**Your instructions:** From the line containing "Parse this chart: output" to the end of the data, retype every line exactly and nothing else. Drop the pictures.

++++++

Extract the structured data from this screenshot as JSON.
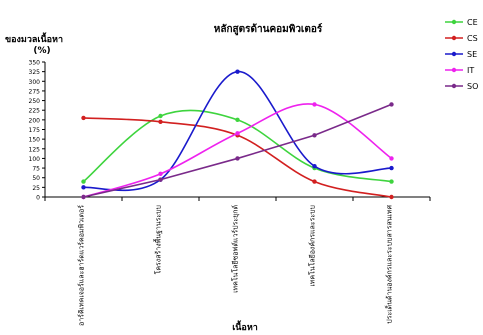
{
  "chart_data": {
    "type": "line",
    "title": "หลักสูตรด้านคอมพิวเตอร์",
    "ylabel": "ของมวลเนื้อหา",
    "yunit": "(%)",
    "xlabel": "เนื้อหา",
    "categories": [
      "อาร์คิเทคเจอร์และฮาร์ดแวร์คอมพิวเตอร์",
      "โครงสร้างพื้นฐานระบบ",
      "เทคโนโลยีซอฟต์แวร์ประยุกต์",
      "เทคโนโลยีองค์กรและระบบ",
      "ประเด็นด้านองค์กรและระบบสารสนเทศ"
    ],
    "ylim": [
      0,
      350
    ],
    "yticks": [
      0,
      25,
      50,
      75,
      100,
      125,
      150,
      175,
      200,
      225,
      250,
      275,
      300,
      325,
      350
    ],
    "yticklabels": [
      "0",
      "25",
      "50",
      "75",
      "100",
      "125",
      "150",
      "175",
      "200",
      "225",
      "250",
      "275",
      "300",
      "325",
      "350"
    ],
    "grid": false,
    "legend": "right",
    "series": [
      {
        "name": "CE",
        "color": "#3ed43e",
        "values": [
          40,
          210,
          200,
          75,
          40
        ]
      },
      {
        "name": "CS",
        "color": "#d22020",
        "values": [
          205,
          195,
          160,
          40,
          0
        ]
      },
      {
        "name": "SE",
        "color": "#1a1acc",
        "values": [
          25,
          45,
          325,
          80,
          75
        ]
      },
      {
        "name": "IT",
        "color": "#ee22ee",
        "values": [
          0,
          60,
          165,
          240,
          100
        ]
      },
      {
        "name": "SO",
        "color": "#7a2a8a",
        "values": [
          0,
          45,
          100,
          160,
          240
        ]
      }
    ]
  }
}
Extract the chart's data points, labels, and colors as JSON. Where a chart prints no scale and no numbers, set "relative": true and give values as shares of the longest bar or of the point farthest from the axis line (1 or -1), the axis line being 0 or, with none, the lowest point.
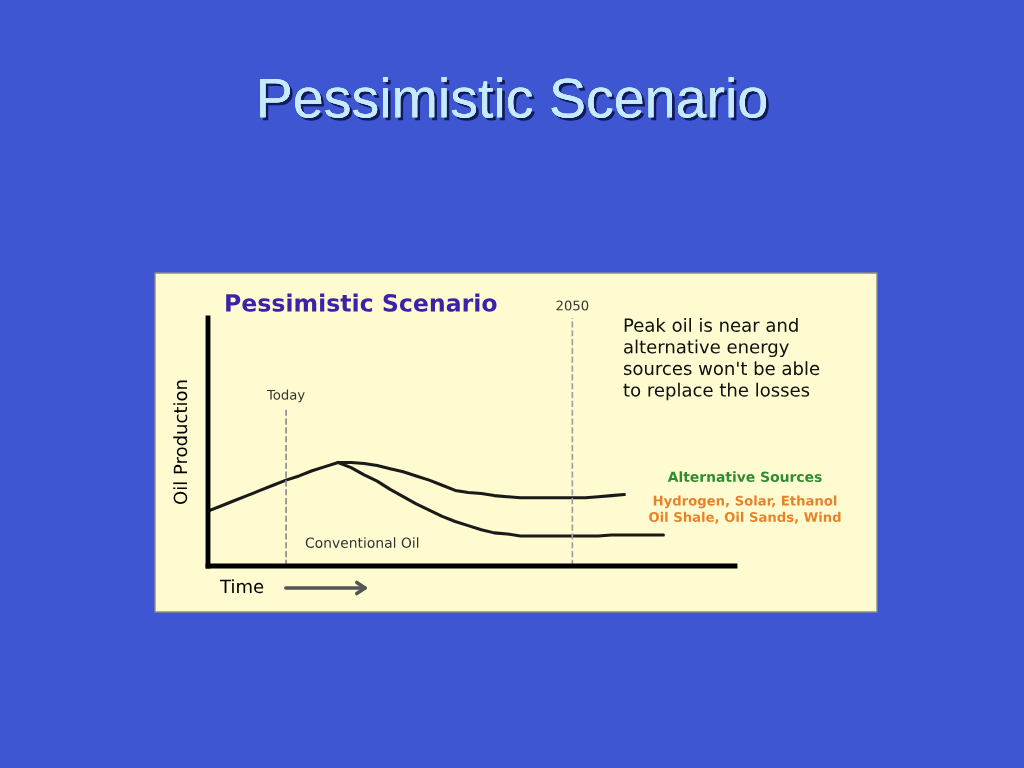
{
  "chart_data": {
    "type": "line",
    "title": "Pessimistic Scenario",
    "subtitle": "Pessimistic Scenario",
    "xlabel": "Time",
    "ylabel": "Oil Production",
    "relative": true,
    "categories": [
      null,
      null,
      null,
      null,
      null,
      null,
      null,
      null,
      null,
      null,
      null,
      null,
      null,
      null,
      null,
      null,
      null,
      null,
      null,
      null,
      null,
      null,
      null,
      null,
      null,
      null,
      null,
      null,
      null,
      null,
      null,
      null,
      null,
      null,
      null,
      null
    ],
    "series": [
      {
        "name": "Conventional Oil",
        "color": "#1a1a1a",
        "values": [
          0.53,
          0.58,
          0.63,
          0.68,
          0.73,
          0.78,
          0.83,
          0.87,
          0.92,
          0.96,
          1.0,
          0.95,
          0.88,
          0.82,
          0.74,
          0.67,
          0.6,
          0.54,
          0.48,
          0.43,
          0.39,
          0.35,
          0.32,
          0.31,
          0.29,
          0.29,
          0.29,
          0.29,
          0.29,
          0.29,
          0.29,
          0.3,
          0.3,
          0.3,
          0.3,
          0.3
        ]
      },
      {
        "color": "#1a1a1a",
        "values": [
          null,
          null,
          null,
          null,
          null,
          null,
          null,
          null,
          null,
          null,
          1.0,
          1.0,
          0.99,
          0.97,
          0.94,
          0.91,
          0.87,
          0.83,
          0.78,
          0.73,
          0.71,
          0.7,
          0.68,
          0.67,
          0.66,
          0.66,
          0.66,
          0.66,
          0.66,
          0.66,
          0.67,
          0.68,
          0.69,
          null,
          null,
          null
        ]
      }
    ],
    "annotations": [
      "Today",
      "2050",
      "Peak oil is near and\nalternative energy\nsources won't be able\nto replace the losses",
      "Alternative Sources",
      "Hydrogen, Solar, Ethanol\nOil Shale, Oil Sands, Wind"
    ]
  }
}
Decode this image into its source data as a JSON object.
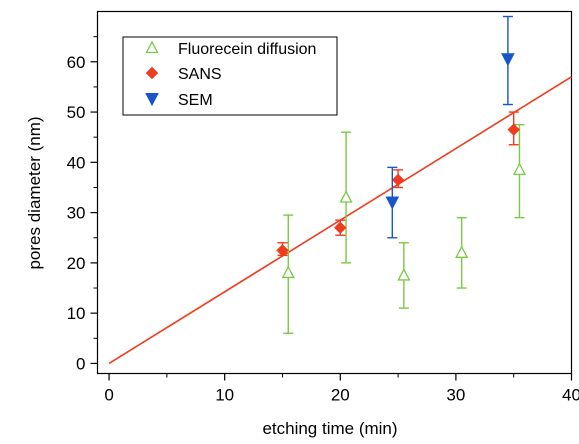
{
  "chart_data": {
    "type": "scatter",
    "xlabel": "etching time (min)",
    "ylabel": "pores diameter (nm)",
    "xlim": [
      -1,
      40
    ],
    "ylim": [
      -2,
      70
    ],
    "x_ticks": [
      0,
      10,
      20,
      30,
      40
    ],
    "y_ticks": [
      0,
      10,
      20,
      30,
      40,
      50,
      60
    ],
    "grid": false,
    "legend_position": "top-left",
    "series": [
      {
        "name": "Fluorecein diffusion",
        "marker": "open-triangle-up",
        "color": "#7ac943",
        "points": [
          {
            "x": 15.5,
            "y": 18,
            "err_low": 6,
            "err_high": 29.5
          },
          {
            "x": 20.5,
            "y": 33,
            "err_low": 20,
            "err_high": 46
          },
          {
            "x": 25.5,
            "y": 17.5,
            "err_low": 11,
            "err_high": 24
          },
          {
            "x": 30.5,
            "y": 22,
            "err_low": 15,
            "err_high": 29
          },
          {
            "x": 35.5,
            "y": 38.5,
            "err_low": 29,
            "err_high": 47.5
          }
        ]
      },
      {
        "name": "SANS",
        "marker": "filled-diamond",
        "color": "#f03c1e",
        "points": [
          {
            "x": 15,
            "y": 22.5,
            "err_low": 21.5,
            "err_high": 24
          },
          {
            "x": 20,
            "y": 27,
            "err_low": 25.5,
            "err_high": 28.5
          },
          {
            "x": 25,
            "y": 36.5,
            "err_low": 35,
            "err_high": 38.5
          },
          {
            "x": 35,
            "y": 46.5,
            "err_low": 43.5,
            "err_high": 50
          }
        ]
      },
      {
        "name": "SEM",
        "marker": "filled-triangle-down",
        "color": "#1a55c8",
        "points": [
          {
            "x": 24.5,
            "y": 32,
            "err_low": 25,
            "err_high": 39
          },
          {
            "x": 34.5,
            "y": 60.5,
            "err_low": 51.5,
            "err_high": 69
          }
        ]
      }
    ],
    "fit_line": {
      "color": "#f03c1e",
      "x": [
        0,
        40
      ],
      "y": [
        0,
        57
      ]
    }
  }
}
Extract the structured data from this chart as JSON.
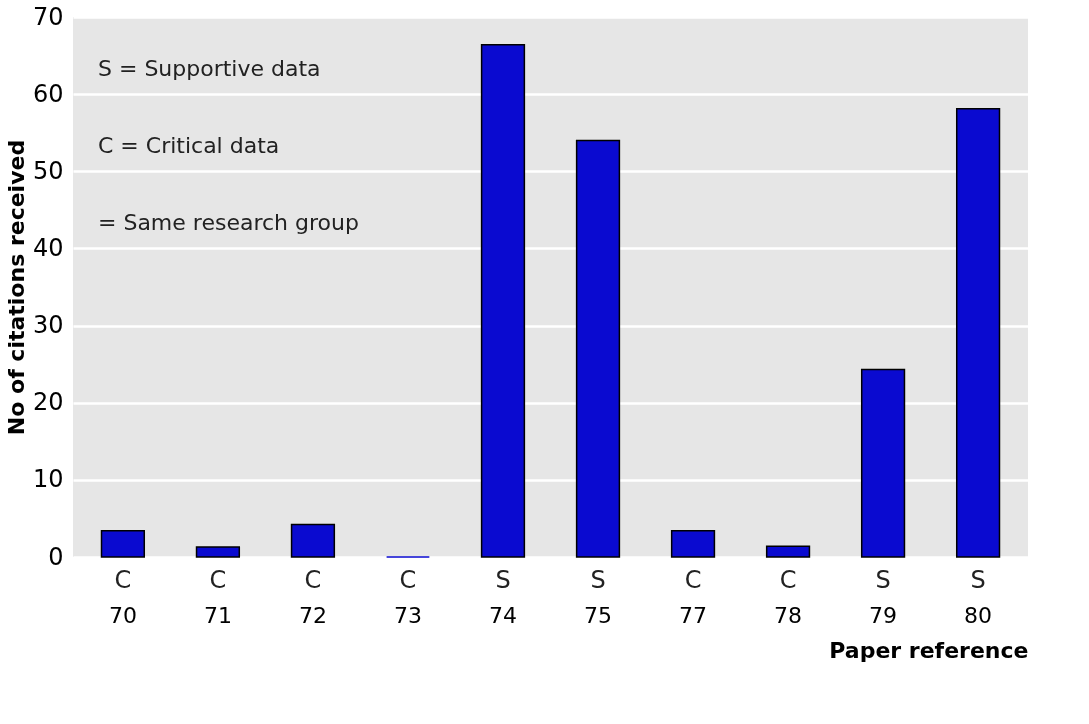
{
  "chart_data": {
    "type": "bar",
    "xlabel": "Paper reference",
    "ylabel": "No of citations received",
    "categories": [
      "70",
      "71",
      "72",
      "73",
      "74",
      "75",
      "77",
      "78",
      "79",
      "80"
    ],
    "values": [
      3.4,
      1.3,
      4.2,
      0,
      66.4,
      54,
      3.4,
      1.4,
      24.3,
      58.1
    ],
    "color": "#0a0ad0",
    "ylim": [
      0,
      70
    ],
    "yticks": [
      0,
      10,
      20,
      30,
      40,
      50,
      60,
      70
    ],
    "grid": "y",
    "annotations": [
      "S = Supportive data",
      "C = Critical data",
      "= Same research group",
      "C",
      "C",
      "C",
      "C",
      "S",
      "S",
      "C",
      "C",
      "S",
      "S"
    ]
  }
}
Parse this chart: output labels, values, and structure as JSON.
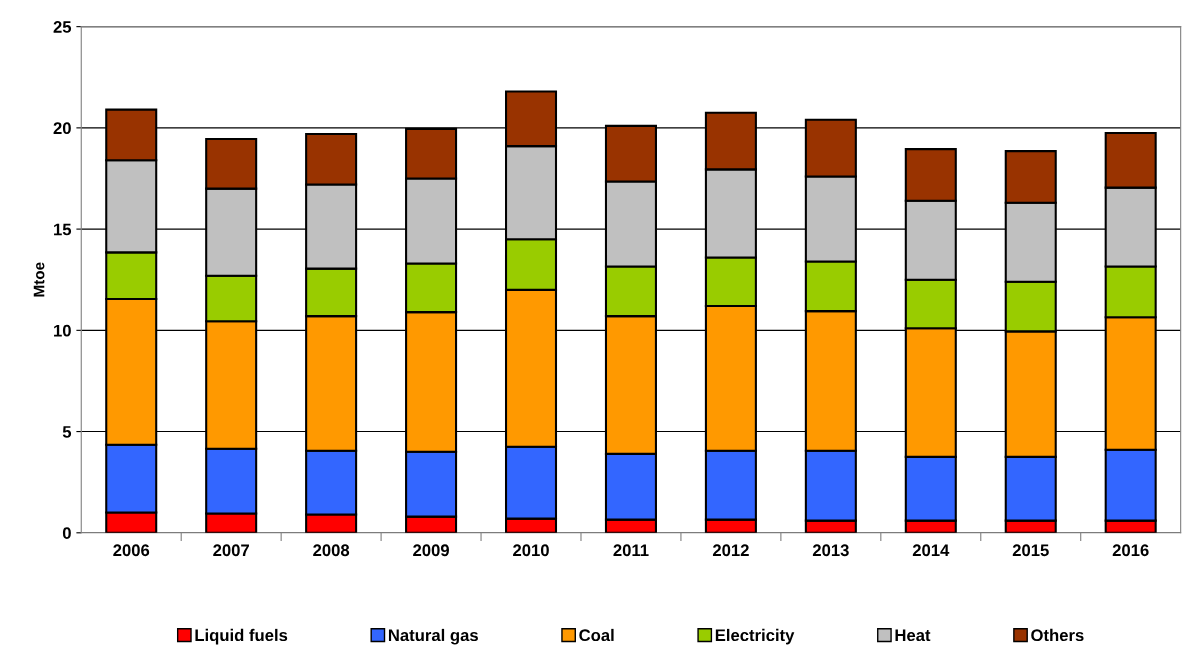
{
  "chart_data": {
    "type": "bar",
    "stacked": true,
    "ylabel": "Mtoe",
    "categories": [
      "2006",
      "2007",
      "2008",
      "2009",
      "2010",
      "2011",
      "2012",
      "2013",
      "2014",
      "2015",
      "2016"
    ],
    "series": [
      {
        "name": "Liquid fuels",
        "color": "#ff0000",
        "values": [
          1.0,
          0.95,
          0.9,
          0.8,
          0.7,
          0.65,
          0.65,
          0.6,
          0.6,
          0.6,
          0.6
        ]
      },
      {
        "name": "Natural gas",
        "color": "#3366ff",
        "values": [
          3.35,
          3.2,
          3.15,
          3.2,
          3.55,
          3.25,
          3.4,
          3.45,
          3.15,
          3.15,
          3.5
        ]
      },
      {
        "name": "Coal",
        "color": "#ff9900",
        "values": [
          7.2,
          6.3,
          6.65,
          6.9,
          7.75,
          6.8,
          7.15,
          6.9,
          6.35,
          6.2,
          6.55
        ]
      },
      {
        "name": "Electricity",
        "color": "#99cc00",
        "values": [
          2.3,
          2.25,
          2.35,
          2.4,
          2.5,
          2.45,
          2.4,
          2.45,
          2.4,
          2.45,
          2.5
        ]
      },
      {
        "name": "Heat",
        "color": "#c0c0c0",
        "values": [
          4.55,
          4.3,
          4.15,
          4.2,
          4.6,
          4.2,
          4.35,
          4.2,
          3.9,
          3.9,
          3.9
        ]
      },
      {
        "name": "Others",
        "color": "#993300",
        "values": [
          2.5,
          2.45,
          2.5,
          2.45,
          2.7,
          2.75,
          2.8,
          2.8,
          2.55,
          2.55,
          2.7
        ]
      }
    ],
    "ylim": [
      0,
      25
    ],
    "yticks": [
      0,
      5,
      10,
      15,
      20,
      25
    ],
    "grid": "y",
    "legend": "bottom"
  }
}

++++++

**The result:**
Parse this chart: output labels, values, and structure as JSON.
{
  "chart_data": {
    "type": "bar",
    "stacked": true,
    "ylabel": "Mtoe",
    "categories": [
      "2006",
      "2007",
      "2008",
      "2009",
      "2010",
      "2011",
      "2012",
      "2013",
      "2014",
      "2015",
      "2016"
    ],
    "series": [
      {
        "name": "Liquid fuels",
        "color": "#ff0000",
        "values": [
          1.0,
          0.95,
          0.9,
          0.8,
          0.7,
          0.65,
          0.65,
          0.6,
          0.6,
          0.6,
          0.6
        ]
      },
      {
        "name": "Natural gas",
        "color": "#3366ff",
        "values": [
          3.35,
          3.2,
          3.15,
          3.2,
          3.55,
          3.25,
          3.4,
          3.45,
          3.15,
          3.15,
          3.5
        ]
      },
      {
        "name": "Coal",
        "color": "#ff9900",
        "values": [
          7.2,
          6.3,
          6.65,
          6.9,
          7.75,
          6.8,
          7.15,
          6.9,
          6.35,
          6.2,
          6.55
        ]
      },
      {
        "name": "Electricity",
        "color": "#99cc00",
        "values": [
          2.3,
          2.25,
          2.35,
          2.4,
          2.5,
          2.45,
          2.4,
          2.45,
          2.4,
          2.45,
          2.5
        ]
      },
      {
        "name": "Heat",
        "color": "#c0c0c0",
        "values": [
          4.55,
          4.3,
          4.15,
          4.2,
          4.6,
          4.2,
          4.35,
          4.2,
          3.9,
          3.9,
          3.9
        ]
      },
      {
        "name": "Others",
        "color": "#993300",
        "values": [
          2.5,
          2.45,
          2.5,
          2.45,
          2.7,
          2.75,
          2.8,
          2.8,
          2.55,
          2.55,
          2.7
        ]
      }
    ],
    "ylim": [
      0,
      25
    ],
    "yticks": [
      0,
      5,
      10,
      15,
      20,
      25
    ],
    "grid": "y",
    "legend": "bottom"
  }
}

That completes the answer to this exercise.